• [Sélection]

╭──

Laissez-moi vous faire part de ce que j'ai appris tout récemment. Je n'ai malheureusement pas tous les détails. On évalue actuellement la possibilité de construire un pont-jetée vers l'aéroport de l'île de Toronto. Aucune évaluation environnementale n'est requise de la part des instances municipales ou provinciales, car le havre de Toronto relève strictement du gouvernement fédéral. D'après ce que je comprends, le projet ne sera soumis à une évaluation environnementale que si la LPEN est appliquée, et ce n'est qu'à ce moment-là que la LCEE entre en jeu.

Quand les ports sont traités comme des enclaves fédérales où les provinces n'ont aucune compétence, le seul recours disponible pour pouvoir évaluer ces projets et leurs répercussions sur l'environnement est une évaluation environnementale fédérale effectuée en vertu de la LCEE.

L'harmonisation n'est pas en jeu. La LPEN est un facteur déterminant. Si nous parlons de deux voix qui chantent en harmonie contre une seule voix, soudainement, plus personne ne chante, et l'environnement est alors laissé à la merci des intervenants des différents ports et de leurs processus.

╰──

• [Extraits de données]
╭──

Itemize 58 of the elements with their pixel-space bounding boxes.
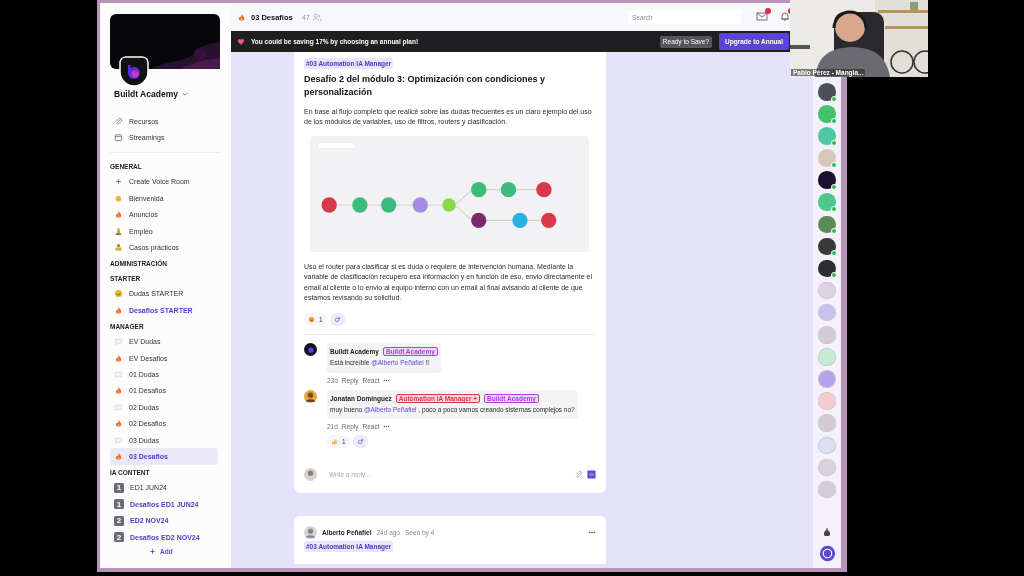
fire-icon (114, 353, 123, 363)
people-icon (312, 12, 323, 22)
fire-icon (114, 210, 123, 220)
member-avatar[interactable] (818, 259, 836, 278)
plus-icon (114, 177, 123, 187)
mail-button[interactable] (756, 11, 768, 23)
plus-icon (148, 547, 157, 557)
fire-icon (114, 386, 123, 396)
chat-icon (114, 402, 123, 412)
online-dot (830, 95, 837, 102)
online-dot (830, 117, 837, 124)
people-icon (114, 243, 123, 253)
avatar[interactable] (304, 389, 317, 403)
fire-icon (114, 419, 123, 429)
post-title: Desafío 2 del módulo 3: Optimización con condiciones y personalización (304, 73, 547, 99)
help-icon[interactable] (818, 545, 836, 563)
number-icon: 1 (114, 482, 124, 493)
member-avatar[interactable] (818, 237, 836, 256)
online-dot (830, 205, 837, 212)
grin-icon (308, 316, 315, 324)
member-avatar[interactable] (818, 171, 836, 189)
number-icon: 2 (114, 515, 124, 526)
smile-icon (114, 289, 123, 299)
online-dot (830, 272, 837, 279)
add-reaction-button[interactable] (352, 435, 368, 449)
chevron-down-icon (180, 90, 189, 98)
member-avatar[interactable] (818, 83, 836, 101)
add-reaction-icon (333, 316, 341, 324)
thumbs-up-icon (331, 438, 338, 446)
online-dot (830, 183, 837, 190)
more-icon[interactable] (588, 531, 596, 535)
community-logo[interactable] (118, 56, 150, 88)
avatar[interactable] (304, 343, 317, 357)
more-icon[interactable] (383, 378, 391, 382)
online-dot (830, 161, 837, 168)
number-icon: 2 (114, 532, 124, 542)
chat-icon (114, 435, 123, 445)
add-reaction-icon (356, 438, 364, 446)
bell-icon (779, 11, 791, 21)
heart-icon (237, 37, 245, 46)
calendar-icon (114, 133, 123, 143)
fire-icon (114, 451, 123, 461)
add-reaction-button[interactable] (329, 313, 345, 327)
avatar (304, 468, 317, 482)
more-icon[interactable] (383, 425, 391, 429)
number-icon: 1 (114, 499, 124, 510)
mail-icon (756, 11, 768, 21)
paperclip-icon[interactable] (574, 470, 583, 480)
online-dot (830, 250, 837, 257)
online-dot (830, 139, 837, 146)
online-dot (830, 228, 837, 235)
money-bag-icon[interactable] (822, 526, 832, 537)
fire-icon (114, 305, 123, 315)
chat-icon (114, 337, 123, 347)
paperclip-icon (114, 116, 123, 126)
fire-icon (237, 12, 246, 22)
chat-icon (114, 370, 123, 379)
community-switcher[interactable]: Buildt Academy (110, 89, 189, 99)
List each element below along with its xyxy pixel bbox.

╰──

• [Actions à réaliser]
(a) D'après la sélection, quel projet est actuellement à l'étude ?
(b) Renvoyez, s'il vous plaît, le passage de la sélection situé entre "Quand les ports" et "de leurs processus.", bornes incluses.
Ces données viennent d'une autre source.

• [Résultats dans l'ordre]
(a) La possibilité de construire un pont-jetée vers l'aéroport de l'île de Toronto.

(b)
Quand les ports sont traités comme des enclaves fédérales où les provinces n'ont aucune compétence, le seul recours disponible pour pouvoir évaluer ces projets et leurs répercussions sur l'environnement est une évaluation environnementale fédérale effectuée en vertu de la LCEE.

L'harmonisation n'est pas en jeu. La LPEN est un facteur déterminant. Si nous parlons de deux voix qui chantent en harmonie contre une seule voix, soudainement, plus personne ne chante, et l'environnement est alors laissé à la merci des intervenants des différents ports et de leurs processus.